EXERCISE → Select every line below containing the word "total".

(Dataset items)
** Start **

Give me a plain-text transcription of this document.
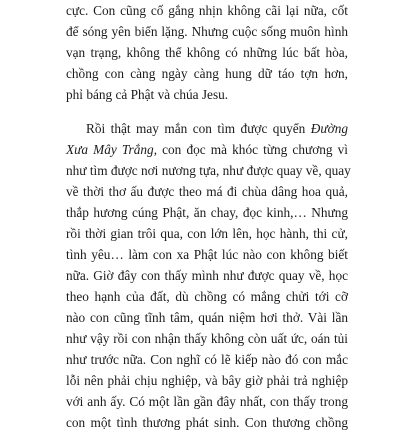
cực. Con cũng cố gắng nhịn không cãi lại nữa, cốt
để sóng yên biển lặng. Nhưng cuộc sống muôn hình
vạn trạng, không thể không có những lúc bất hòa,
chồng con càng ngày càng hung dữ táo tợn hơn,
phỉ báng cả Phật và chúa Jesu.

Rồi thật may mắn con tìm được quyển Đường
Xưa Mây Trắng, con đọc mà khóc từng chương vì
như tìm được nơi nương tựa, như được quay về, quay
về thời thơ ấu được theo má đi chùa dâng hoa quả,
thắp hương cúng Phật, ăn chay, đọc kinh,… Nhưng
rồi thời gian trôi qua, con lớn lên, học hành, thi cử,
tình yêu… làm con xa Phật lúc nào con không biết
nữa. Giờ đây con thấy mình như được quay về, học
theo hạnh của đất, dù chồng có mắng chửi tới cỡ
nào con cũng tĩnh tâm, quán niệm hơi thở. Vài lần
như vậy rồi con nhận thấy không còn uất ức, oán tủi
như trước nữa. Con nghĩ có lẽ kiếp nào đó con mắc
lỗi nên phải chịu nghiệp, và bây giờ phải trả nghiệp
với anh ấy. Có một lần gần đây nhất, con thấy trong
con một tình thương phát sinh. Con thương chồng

** End **
** Start **

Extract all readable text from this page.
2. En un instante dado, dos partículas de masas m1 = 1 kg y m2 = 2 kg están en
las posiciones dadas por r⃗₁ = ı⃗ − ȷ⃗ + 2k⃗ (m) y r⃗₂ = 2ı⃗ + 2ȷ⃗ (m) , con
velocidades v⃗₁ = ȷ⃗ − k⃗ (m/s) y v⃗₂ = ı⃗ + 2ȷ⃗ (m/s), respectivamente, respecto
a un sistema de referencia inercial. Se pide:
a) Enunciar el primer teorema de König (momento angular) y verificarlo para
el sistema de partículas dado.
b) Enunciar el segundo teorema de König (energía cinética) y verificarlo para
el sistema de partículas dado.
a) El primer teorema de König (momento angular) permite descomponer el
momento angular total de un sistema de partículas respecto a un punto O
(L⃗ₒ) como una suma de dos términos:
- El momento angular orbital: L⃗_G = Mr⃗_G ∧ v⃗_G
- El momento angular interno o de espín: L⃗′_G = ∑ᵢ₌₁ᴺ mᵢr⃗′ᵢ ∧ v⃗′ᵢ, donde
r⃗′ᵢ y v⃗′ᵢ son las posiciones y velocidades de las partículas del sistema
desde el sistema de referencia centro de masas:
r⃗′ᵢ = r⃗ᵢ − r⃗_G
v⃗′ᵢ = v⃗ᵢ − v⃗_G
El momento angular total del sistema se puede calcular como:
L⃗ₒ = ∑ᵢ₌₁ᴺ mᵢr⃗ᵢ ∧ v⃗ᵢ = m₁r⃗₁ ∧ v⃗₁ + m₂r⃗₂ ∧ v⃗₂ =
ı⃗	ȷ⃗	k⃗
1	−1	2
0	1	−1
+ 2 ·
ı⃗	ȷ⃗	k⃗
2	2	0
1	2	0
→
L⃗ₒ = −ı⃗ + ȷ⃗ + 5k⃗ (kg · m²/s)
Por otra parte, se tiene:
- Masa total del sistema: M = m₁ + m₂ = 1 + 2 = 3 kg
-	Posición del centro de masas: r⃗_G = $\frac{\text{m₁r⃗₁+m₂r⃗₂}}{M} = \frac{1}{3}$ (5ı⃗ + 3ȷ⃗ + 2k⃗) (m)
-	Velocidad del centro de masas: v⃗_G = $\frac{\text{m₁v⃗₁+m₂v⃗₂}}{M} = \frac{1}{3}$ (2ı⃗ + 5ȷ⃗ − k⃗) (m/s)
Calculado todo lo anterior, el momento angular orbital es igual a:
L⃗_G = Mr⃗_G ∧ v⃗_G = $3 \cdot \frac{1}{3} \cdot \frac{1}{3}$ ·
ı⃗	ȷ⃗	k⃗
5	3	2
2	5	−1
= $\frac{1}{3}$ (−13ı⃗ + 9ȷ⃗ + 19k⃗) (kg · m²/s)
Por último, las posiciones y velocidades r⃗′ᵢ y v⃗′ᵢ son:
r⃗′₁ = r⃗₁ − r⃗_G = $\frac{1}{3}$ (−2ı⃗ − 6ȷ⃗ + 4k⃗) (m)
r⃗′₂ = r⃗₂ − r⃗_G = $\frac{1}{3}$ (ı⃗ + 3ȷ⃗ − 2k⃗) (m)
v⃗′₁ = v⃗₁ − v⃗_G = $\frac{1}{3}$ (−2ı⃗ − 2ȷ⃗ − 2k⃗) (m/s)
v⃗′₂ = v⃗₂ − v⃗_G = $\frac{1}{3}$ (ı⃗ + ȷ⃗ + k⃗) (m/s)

** End **

FINAL RESULT →
momento angular total de un sistema de partículas respecto a un punto O
El momento angular total del sistema se puede calcular como:
- Masa total del sistema: M = m₁ + m₂ = 1 + 2 = 3 kg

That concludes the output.